[Records from a collection]
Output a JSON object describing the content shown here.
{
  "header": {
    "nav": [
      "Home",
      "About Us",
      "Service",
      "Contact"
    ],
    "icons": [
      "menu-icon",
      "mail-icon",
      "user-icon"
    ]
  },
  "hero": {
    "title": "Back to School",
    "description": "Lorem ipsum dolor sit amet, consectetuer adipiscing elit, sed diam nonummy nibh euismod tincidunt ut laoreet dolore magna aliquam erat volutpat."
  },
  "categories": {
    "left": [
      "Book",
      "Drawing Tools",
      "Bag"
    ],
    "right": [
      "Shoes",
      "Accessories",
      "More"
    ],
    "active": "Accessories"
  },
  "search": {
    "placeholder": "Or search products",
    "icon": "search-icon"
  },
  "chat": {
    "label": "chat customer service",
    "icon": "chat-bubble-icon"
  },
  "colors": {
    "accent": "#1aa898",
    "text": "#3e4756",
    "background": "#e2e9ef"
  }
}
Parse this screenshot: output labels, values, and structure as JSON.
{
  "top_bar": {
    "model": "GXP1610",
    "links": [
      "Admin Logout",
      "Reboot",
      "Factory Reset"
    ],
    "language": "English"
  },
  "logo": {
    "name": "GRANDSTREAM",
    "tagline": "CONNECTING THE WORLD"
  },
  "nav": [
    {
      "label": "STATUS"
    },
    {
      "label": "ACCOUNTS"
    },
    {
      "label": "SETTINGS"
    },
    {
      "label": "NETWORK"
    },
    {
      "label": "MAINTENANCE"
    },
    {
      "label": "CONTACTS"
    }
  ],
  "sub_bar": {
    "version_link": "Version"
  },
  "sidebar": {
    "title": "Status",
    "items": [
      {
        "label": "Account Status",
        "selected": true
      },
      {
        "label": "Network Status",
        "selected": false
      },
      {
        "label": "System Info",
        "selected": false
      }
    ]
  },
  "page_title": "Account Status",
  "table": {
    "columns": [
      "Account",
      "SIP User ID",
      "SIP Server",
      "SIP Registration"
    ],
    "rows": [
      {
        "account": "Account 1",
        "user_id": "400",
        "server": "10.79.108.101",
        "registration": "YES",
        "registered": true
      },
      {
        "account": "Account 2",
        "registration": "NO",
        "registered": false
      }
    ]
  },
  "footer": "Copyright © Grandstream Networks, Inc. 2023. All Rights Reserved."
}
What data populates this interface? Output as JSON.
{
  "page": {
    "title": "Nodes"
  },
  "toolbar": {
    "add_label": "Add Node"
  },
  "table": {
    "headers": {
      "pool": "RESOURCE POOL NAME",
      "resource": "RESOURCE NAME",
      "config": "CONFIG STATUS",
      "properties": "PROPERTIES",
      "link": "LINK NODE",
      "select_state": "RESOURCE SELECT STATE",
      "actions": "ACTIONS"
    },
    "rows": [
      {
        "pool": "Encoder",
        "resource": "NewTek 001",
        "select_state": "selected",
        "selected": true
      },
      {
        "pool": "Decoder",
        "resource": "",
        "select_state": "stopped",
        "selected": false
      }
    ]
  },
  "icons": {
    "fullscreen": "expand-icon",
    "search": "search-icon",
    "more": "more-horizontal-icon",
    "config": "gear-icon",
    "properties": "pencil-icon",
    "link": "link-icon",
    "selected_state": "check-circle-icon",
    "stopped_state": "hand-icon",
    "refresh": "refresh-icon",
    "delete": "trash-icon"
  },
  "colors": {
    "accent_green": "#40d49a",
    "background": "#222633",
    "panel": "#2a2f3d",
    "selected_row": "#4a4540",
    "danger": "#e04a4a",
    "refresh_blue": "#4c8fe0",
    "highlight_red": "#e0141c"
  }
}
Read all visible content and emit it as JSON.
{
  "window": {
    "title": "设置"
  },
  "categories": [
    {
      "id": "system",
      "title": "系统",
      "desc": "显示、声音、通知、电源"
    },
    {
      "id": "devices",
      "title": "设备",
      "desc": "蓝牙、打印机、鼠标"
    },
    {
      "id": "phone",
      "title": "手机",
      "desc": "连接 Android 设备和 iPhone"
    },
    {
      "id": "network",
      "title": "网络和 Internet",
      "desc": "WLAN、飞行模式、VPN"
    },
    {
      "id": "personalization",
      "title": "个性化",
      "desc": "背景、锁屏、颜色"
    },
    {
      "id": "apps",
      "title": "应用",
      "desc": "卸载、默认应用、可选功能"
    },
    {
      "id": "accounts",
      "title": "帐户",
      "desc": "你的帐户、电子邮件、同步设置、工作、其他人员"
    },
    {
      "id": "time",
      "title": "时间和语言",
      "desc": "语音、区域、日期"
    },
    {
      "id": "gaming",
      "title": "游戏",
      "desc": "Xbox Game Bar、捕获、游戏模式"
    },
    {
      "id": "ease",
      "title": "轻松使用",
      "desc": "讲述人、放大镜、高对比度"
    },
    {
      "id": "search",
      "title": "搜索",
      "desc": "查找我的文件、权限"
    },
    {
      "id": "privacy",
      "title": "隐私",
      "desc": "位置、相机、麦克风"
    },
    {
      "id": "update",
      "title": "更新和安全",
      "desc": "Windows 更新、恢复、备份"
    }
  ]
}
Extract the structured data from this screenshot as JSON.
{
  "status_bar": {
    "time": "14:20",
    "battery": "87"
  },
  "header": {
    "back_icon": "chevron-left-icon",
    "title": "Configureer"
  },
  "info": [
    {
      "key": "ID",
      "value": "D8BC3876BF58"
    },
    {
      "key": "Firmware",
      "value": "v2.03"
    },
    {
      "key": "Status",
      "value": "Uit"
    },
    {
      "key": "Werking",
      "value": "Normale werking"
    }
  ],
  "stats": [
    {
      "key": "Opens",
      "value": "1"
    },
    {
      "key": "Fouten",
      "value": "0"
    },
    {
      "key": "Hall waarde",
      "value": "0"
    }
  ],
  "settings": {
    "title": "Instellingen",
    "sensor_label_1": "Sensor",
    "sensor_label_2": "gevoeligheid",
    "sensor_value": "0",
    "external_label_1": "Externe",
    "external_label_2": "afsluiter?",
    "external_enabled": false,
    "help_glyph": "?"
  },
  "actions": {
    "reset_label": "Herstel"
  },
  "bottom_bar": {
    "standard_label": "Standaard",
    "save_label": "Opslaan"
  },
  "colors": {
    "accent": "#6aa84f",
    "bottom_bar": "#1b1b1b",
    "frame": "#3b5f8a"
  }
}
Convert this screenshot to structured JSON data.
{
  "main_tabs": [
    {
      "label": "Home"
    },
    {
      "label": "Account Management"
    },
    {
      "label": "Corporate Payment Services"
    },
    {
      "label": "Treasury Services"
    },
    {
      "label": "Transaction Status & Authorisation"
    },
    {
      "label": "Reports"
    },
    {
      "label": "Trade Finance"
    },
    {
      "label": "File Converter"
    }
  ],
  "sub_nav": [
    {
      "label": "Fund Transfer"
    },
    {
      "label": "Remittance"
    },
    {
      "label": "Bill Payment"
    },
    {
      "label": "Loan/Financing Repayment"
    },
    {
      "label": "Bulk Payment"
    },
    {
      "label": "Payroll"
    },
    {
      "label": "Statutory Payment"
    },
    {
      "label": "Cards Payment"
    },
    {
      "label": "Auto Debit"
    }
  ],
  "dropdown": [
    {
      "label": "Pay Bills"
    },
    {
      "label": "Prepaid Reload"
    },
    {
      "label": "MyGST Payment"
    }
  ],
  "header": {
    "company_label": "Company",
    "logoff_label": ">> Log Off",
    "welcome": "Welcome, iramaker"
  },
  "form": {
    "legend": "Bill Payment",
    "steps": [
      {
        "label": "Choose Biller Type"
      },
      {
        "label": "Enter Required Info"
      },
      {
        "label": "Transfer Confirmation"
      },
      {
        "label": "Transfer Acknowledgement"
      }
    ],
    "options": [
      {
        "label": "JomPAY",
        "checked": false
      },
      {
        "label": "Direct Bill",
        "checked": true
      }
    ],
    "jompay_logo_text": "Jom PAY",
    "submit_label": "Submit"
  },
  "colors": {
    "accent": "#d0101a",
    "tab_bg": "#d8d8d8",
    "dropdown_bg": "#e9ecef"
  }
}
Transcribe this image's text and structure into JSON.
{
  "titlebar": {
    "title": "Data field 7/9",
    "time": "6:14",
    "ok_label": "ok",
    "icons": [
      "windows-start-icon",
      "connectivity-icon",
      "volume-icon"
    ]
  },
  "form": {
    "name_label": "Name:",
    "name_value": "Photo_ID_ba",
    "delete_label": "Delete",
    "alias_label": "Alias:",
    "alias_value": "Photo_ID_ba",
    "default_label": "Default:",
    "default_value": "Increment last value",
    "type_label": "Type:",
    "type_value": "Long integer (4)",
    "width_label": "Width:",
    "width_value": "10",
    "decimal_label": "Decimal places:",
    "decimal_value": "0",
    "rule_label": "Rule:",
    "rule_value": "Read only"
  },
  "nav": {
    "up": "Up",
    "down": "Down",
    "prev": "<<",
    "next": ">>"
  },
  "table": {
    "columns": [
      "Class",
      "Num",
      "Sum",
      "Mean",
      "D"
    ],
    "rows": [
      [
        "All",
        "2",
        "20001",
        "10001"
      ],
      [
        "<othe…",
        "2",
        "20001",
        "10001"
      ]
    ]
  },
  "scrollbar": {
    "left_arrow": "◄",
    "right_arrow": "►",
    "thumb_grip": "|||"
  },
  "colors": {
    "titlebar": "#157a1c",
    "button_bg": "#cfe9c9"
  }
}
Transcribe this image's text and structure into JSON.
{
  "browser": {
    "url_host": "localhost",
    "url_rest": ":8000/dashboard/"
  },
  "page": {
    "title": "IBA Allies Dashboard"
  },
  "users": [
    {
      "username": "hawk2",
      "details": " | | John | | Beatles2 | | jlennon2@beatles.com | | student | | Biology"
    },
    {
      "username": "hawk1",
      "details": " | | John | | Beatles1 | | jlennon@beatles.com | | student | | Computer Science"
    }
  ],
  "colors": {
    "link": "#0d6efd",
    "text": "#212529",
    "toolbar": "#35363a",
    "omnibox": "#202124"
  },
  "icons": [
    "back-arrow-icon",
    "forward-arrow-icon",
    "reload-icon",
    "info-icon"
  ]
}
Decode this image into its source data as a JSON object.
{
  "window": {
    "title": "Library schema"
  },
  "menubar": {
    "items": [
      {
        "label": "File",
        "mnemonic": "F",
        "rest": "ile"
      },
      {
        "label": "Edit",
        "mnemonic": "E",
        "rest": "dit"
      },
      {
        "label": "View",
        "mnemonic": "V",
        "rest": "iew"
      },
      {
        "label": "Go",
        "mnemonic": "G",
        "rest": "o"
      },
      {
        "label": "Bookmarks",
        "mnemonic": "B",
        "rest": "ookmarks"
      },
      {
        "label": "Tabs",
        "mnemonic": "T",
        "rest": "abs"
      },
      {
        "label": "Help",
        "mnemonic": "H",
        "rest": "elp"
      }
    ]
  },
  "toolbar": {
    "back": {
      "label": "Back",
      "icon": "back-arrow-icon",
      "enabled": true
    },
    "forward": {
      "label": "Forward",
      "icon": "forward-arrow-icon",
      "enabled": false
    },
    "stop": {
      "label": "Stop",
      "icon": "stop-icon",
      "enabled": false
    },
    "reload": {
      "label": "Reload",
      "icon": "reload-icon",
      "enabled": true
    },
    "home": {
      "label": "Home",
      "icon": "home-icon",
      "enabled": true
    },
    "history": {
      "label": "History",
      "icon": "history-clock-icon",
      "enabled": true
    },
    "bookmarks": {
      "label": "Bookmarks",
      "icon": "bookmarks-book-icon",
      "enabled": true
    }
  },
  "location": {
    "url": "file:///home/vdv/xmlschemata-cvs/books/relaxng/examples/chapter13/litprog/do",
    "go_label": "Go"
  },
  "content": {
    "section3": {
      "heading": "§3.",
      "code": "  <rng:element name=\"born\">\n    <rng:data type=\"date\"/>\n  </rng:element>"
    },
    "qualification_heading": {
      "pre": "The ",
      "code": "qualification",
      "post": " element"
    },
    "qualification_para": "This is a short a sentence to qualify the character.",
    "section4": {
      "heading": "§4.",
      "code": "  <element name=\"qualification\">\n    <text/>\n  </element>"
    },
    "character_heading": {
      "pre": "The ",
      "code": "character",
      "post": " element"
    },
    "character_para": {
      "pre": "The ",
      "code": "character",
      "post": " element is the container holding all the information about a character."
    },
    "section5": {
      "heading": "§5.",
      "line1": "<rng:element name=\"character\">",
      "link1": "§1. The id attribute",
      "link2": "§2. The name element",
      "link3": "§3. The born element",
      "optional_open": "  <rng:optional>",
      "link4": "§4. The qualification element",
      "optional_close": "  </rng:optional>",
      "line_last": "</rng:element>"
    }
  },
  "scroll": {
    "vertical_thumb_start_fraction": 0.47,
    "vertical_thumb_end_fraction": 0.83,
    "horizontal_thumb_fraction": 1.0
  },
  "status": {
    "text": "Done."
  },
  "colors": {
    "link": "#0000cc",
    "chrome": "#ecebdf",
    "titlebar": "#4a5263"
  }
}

Required task -> Copy out each line of the material that holds the word "structured".

Output of the task ->
Extract the structured data from this screenshot as JSON.
Convert this screenshot to structured JSON data.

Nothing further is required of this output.